## STORED DATA
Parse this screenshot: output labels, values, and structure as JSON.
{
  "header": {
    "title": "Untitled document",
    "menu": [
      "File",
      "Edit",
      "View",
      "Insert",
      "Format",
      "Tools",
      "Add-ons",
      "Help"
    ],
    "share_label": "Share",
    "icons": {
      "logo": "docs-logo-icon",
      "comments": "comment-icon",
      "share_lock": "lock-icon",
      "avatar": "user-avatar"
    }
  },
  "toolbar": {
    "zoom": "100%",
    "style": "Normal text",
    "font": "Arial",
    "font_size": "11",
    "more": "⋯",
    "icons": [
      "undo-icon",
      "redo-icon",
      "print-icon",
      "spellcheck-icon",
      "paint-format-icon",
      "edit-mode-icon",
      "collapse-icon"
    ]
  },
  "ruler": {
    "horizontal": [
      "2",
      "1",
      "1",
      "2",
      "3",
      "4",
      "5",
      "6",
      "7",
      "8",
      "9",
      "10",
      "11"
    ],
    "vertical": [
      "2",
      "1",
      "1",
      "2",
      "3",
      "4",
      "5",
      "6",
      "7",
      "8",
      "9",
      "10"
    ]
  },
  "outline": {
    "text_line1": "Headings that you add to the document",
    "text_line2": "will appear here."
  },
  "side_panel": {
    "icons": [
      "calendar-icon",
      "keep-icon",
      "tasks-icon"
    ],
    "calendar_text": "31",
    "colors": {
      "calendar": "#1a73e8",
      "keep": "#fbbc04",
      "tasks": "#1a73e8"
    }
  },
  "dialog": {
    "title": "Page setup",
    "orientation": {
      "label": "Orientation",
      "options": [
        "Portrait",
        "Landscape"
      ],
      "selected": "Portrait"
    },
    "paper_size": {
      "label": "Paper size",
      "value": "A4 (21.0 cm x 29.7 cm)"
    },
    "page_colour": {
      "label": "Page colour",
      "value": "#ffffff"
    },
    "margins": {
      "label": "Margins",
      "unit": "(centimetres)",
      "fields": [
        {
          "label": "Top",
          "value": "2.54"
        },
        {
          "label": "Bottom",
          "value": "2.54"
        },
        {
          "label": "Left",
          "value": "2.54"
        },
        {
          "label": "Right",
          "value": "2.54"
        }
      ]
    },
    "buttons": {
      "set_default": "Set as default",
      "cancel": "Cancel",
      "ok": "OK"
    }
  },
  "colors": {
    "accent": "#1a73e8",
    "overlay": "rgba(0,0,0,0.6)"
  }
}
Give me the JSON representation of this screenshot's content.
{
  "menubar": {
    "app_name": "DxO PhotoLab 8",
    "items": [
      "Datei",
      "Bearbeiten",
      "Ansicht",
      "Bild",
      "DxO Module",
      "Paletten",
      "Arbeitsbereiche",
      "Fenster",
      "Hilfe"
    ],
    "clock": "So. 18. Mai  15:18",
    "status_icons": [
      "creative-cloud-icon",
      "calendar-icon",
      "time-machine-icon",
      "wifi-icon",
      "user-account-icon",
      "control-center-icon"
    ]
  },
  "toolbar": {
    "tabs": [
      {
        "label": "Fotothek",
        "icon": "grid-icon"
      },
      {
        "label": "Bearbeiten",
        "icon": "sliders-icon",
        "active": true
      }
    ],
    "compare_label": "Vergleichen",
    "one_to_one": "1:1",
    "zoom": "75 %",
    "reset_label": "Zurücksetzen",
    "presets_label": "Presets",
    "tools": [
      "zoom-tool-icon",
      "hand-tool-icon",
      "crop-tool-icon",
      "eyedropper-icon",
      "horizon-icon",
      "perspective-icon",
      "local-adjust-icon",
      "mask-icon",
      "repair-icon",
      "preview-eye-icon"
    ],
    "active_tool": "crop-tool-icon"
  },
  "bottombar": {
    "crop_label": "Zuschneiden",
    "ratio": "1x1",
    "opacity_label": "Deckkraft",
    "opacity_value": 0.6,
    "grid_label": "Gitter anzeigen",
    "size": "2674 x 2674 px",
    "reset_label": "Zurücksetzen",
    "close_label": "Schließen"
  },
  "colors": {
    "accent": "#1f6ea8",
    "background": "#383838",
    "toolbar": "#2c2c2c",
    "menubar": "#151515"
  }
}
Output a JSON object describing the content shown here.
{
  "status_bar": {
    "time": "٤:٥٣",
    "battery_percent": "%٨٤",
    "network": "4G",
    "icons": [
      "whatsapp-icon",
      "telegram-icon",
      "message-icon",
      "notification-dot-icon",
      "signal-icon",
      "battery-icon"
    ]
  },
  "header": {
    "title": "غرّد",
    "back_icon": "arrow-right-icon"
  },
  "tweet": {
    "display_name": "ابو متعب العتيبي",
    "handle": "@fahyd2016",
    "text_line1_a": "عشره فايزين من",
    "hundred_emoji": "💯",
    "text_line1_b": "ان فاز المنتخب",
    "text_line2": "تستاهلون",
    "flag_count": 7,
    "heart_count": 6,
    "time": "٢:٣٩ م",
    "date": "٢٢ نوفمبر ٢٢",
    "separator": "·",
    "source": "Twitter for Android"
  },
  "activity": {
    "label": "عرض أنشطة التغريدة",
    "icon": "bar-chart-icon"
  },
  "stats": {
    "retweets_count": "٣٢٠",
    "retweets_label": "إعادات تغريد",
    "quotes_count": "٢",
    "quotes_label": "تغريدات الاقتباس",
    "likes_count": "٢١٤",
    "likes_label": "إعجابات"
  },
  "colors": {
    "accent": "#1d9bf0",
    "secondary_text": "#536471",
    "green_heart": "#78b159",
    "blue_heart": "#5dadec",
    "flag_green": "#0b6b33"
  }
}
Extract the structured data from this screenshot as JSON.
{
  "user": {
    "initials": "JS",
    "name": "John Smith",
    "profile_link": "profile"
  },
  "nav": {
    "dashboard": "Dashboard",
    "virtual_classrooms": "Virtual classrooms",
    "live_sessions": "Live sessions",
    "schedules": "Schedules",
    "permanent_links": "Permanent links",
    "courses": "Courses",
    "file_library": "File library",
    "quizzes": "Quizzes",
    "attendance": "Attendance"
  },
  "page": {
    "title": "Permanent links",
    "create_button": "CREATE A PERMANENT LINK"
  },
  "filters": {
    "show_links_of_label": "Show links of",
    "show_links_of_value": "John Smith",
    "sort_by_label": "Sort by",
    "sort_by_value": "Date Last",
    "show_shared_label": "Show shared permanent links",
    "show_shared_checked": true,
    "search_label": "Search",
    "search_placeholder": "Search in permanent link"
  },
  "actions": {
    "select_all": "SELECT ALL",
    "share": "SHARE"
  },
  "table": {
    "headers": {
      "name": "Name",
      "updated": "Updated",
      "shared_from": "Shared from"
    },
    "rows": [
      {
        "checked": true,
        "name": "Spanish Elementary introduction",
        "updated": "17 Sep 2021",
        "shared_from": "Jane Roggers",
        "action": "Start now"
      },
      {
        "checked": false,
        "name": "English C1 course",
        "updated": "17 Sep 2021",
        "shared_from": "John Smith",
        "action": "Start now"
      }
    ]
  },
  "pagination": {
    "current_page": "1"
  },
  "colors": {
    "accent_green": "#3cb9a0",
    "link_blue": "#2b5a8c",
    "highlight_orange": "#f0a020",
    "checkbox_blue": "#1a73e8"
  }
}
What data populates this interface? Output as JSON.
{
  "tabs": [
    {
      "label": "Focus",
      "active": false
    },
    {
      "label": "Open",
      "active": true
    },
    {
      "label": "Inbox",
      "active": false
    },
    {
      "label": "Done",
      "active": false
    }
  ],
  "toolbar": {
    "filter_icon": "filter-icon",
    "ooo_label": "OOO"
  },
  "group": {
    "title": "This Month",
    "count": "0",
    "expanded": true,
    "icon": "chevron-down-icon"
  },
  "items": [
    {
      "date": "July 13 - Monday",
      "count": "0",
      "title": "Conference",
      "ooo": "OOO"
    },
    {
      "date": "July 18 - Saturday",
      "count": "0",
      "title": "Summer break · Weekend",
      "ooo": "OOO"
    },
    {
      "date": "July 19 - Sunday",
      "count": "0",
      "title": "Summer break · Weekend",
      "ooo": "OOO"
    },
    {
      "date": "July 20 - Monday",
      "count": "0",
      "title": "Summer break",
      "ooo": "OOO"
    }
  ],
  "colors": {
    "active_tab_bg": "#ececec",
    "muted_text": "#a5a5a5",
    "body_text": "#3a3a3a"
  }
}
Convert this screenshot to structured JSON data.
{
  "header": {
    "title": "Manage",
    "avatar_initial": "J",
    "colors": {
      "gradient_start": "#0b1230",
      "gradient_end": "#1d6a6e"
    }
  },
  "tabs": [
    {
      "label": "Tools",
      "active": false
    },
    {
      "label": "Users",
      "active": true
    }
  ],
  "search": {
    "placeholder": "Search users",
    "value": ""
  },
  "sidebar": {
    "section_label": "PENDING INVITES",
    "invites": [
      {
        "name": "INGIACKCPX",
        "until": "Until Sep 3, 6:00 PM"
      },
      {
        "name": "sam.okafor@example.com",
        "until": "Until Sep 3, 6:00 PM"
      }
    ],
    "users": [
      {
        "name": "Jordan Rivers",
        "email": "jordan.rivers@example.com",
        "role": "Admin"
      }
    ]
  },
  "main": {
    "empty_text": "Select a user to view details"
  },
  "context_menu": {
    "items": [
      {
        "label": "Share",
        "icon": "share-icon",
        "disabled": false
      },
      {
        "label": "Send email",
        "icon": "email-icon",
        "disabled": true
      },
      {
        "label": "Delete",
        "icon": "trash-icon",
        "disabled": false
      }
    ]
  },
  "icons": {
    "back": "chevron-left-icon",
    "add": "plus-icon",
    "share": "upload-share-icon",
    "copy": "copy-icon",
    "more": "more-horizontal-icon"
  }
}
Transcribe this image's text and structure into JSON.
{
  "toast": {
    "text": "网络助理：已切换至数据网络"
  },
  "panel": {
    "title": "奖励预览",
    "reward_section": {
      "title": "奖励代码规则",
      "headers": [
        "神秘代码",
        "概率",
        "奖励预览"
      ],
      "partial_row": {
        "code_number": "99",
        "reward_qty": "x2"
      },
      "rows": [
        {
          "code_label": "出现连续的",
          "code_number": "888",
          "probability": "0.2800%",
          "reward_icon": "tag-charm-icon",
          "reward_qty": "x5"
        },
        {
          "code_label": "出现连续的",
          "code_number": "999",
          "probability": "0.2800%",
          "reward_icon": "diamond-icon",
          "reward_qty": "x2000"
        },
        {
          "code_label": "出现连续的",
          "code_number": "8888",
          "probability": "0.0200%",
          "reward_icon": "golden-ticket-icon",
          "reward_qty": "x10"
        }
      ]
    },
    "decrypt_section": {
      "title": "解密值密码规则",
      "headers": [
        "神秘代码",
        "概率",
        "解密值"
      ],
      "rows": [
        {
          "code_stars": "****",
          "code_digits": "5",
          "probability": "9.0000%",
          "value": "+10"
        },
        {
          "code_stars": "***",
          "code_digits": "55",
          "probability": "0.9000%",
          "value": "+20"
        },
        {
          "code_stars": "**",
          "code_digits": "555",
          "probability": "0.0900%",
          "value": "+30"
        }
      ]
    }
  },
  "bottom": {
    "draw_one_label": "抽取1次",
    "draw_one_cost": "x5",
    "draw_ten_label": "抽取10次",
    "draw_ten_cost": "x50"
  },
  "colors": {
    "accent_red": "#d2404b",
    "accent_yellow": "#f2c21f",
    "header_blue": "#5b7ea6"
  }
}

## INSTRUCTION
Tally the lines of the records holding the word "content", then give only the resulting number.

## THE RESULT
2